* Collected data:
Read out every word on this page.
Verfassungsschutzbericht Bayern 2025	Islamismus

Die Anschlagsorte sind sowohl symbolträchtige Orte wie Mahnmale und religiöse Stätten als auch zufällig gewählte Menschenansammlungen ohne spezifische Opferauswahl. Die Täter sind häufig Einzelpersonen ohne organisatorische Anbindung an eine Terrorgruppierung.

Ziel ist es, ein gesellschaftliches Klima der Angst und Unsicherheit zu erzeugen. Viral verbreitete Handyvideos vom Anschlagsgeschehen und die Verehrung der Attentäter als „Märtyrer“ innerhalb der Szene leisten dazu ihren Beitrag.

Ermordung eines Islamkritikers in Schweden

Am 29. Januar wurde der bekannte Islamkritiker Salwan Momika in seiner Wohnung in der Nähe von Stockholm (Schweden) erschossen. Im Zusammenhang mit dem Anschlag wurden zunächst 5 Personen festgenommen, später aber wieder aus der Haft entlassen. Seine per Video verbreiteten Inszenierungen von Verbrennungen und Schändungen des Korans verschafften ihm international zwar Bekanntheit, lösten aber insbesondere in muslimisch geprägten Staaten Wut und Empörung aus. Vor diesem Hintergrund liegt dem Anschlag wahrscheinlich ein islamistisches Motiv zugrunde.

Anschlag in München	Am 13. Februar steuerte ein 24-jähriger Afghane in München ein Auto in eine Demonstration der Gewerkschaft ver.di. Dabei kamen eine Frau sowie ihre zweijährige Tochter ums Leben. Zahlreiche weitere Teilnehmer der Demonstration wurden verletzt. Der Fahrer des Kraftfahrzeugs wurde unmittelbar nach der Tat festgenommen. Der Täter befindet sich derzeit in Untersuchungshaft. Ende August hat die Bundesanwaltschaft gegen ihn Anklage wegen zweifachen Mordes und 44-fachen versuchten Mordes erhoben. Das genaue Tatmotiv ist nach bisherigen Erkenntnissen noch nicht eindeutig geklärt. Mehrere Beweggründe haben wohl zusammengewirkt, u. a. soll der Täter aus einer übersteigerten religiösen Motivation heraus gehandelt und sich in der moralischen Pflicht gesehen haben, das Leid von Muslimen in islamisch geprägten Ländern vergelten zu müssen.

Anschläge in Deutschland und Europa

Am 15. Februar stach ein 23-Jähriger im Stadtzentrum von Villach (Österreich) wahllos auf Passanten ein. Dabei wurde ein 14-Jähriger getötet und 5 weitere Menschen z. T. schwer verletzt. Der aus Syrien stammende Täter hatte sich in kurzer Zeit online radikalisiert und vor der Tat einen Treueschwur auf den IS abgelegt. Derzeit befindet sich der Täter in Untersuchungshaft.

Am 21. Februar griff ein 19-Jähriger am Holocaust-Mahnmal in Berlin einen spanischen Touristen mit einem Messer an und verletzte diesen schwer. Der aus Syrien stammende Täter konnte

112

* Task directions:
Reproduce the whole of the records exactly, so that no line differs from the source above.

* Reply to the task:
Read out every word on this page.
Verfassungsschutzbericht Bayern 2025	Islamismus

Die Anschlagsorte sind sowohl symbolträchtige Orte wie Mahnmale und religiöse Stätten als auch zufällig gewählte Menschenansammlungen ohne spezifische Opferauswahl. Die Täter sind häufig Einzelpersonen ohne organisatorische Anbindung an eine Terrorgruppierung.

Ziel ist es, ein gesellschaftliches Klima der Angst und Unsicherheit zu erzeugen. Viral verbreitete Handyvideos vom Anschlagsgeschehen und die Verehrung der Attentäter als „Märtyrer“ innerhalb der Szene leisten dazu ihren Beitrag.

Ermordung eines Islamkritikers in Schweden

Am 29. Januar wurde der bekannte Islamkritiker Salwan Momika in seiner Wohnung in der Nähe von Stockholm (Schweden) erschossen. Im Zusammenhang mit dem Anschlag wurden zunächst 5 Personen festgenommen, später aber wieder aus der Haft entlassen. Seine per Video verbreiteten Inszenierungen von Verbrennungen und Schändungen des Korans verschafften ihm international zwar Bekanntheit, lösten aber insbesondere in muslimisch geprägten Staaten Wut und Empörung aus. Vor diesem Hintergrund liegt dem Anschlag wahrscheinlich ein islamistisches Motiv zugrunde.

Anschlag in München	Am 13. Februar steuerte ein 24-jähriger Afghane in München ein Auto in eine Demonstration der Gewerkschaft ver.di. Dabei kamen eine Frau sowie ihre zweijährige Tochter ums Leben. Zahlreiche weitere Teilnehmer der Demonstration wurden verletzt. Der Fahrer des Kraftfahrzeugs wurde unmittelbar nach der Tat festgenommen. Der Täter befindet sich derzeit in Untersuchungshaft. Ende August hat die Bundesanwaltschaft gegen ihn Anklage wegen zweifachen Mordes und 44-fachen versuchten Mordes erhoben. Das genaue Tatmotiv ist nach bisherigen Erkenntnissen noch nicht eindeutig geklärt. Mehrere Beweggründe haben wohl zusammengewirkt, u. a. soll der Täter aus einer übersteigerten religiösen Motivation heraus gehandelt und sich in der moralischen Pflicht gesehen haben, das Leid von Muslimen in islamisch geprägten Ländern vergelten zu müssen.

Anschläge in Deutschland und Europa

Am 15. Februar stach ein 23-Jähriger im Stadtzentrum von Villach (Österreich) wahllos auf Passanten ein. Dabei wurde ein 14-Jähriger getötet und 5 weitere Menschen z. T. schwer verletzt. Der aus Syrien stammende Täter hatte sich in kurzer Zeit online radikalisiert und vor der Tat einen Treueschwur auf den IS abgelegt. Derzeit befindet sich der Täter in Untersuchungshaft.

Am 21. Februar griff ein 19-Jähriger am Holocaust-Mahnmal in Berlin einen spanischen Touristen mit einem Messer an und verletzte diesen schwer. Der aus Syrien stammende Täter konnte

112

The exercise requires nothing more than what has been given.